Request A: Decide whether each statement agrees with the DataBlob reference. For each, answer yes or no and quote the deciding words. (i) The count parameter may be set to None. (ii) By default, with_options applies the options to the validation set. (iii) save_hook is meant to be overridden to run additional code when the DataBlob is saved to disk.
Request B: Reproduce the part of the DataBlob reference that starts at the words "Repeats this DataBlob, but" and stops after the words "operator to the training set. Defaults to True.".
>> start Passage provided
Repeats this DataBlob, but interleaved order.

Parameters
  • count – Represents the number of times that the elements in the tf.data.Dataset should be repeated. This must be a finite integer greater than 0. It cannot be a negative number, None, or an infinite value.

  • training – Apply the repeat operator to the training set. Defaults to True.

  • validation – Apply the repeat operator to the validation set. Defaults to True.

  • test – Apply the repeat operator to the test set. Defaults to True.

with_options(self, options: tf.data.Options, *, training: bool = True, validation: bool = True, test: bool = True) DataBlob

Apply a tf.data.Options object to this DataBlob.

Parameters
  • options – The tf.data.Options object to apply.

  • training – Apply the options to the training set. Defaults to True.

  • validation – Apply the options to the validation set. Defaults to True.

  • test – Apply the options to the test set. Defaults to True.

save_hook(self, *, subtype: str, path: str) None

Override this method to run additional code when saving this DataBlob to disk.

save(self, datablobs_directory: str, *, ignore_existing: bool = False, num_shards: int = 1, save_load_version: int = _DEFAULT_SAVE_LOAD_VERSION) DataBlob

Save this DataBlob to disk.
>> end Passage provided
>> start Extracted entries
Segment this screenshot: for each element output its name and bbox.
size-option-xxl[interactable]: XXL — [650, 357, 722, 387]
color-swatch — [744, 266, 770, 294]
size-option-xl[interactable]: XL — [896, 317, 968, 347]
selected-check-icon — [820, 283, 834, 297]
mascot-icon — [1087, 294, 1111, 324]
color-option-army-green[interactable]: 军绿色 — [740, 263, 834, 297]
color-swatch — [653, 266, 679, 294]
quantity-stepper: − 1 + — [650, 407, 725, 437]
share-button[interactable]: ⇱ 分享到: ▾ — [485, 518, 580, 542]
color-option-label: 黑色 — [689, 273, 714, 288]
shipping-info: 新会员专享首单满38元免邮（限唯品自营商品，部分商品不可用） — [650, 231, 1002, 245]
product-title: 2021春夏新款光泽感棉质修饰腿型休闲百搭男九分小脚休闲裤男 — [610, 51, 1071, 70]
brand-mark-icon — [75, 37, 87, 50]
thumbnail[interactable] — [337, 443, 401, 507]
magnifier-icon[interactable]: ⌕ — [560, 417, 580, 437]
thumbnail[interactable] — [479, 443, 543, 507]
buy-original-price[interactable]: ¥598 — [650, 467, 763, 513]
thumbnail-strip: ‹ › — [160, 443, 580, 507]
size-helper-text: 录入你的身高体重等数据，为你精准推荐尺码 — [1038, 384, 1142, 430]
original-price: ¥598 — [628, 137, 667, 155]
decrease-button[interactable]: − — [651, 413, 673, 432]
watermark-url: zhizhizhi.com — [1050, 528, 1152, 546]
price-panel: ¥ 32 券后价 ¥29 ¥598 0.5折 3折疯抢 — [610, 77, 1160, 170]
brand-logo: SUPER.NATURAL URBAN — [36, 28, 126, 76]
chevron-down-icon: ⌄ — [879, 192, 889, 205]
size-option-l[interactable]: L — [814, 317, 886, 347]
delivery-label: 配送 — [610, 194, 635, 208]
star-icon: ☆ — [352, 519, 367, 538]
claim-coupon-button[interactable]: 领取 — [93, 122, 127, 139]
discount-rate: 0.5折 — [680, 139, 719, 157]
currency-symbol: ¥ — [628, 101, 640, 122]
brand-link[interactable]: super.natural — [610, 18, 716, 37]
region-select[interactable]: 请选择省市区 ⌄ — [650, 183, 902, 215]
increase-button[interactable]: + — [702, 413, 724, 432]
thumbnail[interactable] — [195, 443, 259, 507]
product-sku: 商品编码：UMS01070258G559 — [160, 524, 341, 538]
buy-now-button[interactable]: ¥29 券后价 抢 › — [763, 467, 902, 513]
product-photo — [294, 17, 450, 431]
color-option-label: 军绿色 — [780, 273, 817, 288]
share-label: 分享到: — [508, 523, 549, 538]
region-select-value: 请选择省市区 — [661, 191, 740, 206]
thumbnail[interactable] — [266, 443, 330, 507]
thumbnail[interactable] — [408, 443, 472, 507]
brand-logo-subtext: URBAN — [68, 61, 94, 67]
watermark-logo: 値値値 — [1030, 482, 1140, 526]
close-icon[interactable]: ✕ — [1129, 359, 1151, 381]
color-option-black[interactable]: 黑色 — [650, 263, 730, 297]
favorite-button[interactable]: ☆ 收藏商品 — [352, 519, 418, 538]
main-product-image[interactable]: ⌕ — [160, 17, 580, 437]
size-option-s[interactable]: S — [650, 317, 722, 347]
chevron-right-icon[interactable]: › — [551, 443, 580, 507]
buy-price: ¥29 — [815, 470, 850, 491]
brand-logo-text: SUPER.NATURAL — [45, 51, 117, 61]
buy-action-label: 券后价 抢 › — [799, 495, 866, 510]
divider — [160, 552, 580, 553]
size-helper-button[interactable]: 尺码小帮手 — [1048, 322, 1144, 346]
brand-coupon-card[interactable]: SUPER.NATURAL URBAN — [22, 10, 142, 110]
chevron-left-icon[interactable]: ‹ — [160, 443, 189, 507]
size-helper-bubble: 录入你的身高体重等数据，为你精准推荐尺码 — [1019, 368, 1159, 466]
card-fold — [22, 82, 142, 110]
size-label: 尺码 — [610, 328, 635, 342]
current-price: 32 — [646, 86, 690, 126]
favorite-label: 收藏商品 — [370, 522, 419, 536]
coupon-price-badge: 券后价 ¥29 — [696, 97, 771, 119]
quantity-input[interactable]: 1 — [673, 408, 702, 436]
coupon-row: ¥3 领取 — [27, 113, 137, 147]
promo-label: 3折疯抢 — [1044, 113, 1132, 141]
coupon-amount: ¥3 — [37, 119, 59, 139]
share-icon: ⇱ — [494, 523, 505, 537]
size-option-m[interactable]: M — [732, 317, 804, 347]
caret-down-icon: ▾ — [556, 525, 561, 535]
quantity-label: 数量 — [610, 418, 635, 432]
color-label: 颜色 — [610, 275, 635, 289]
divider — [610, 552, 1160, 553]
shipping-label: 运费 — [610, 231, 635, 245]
>> end Extracted entries
Complete response A:
(i) No: "It cannot be a negative number, None, or an infinite value."
(ii) Yes: "validation – Apply the options to the validation set. Defaults to True."
(iii) Yes: "Override this method to run additional code when saving this DataBlob to disk."

Complete response B:
Repeats this DataBlob, but interleaved order.

Parameters
  • count – Represents the number of times that the elements in the tf.data.Dataset should be repeated. This must be a finite integer greater than 0. It cannot be a negative number, None, or an infinite value.

  • training – Apply the repeat operator to the training set. Defaults to True.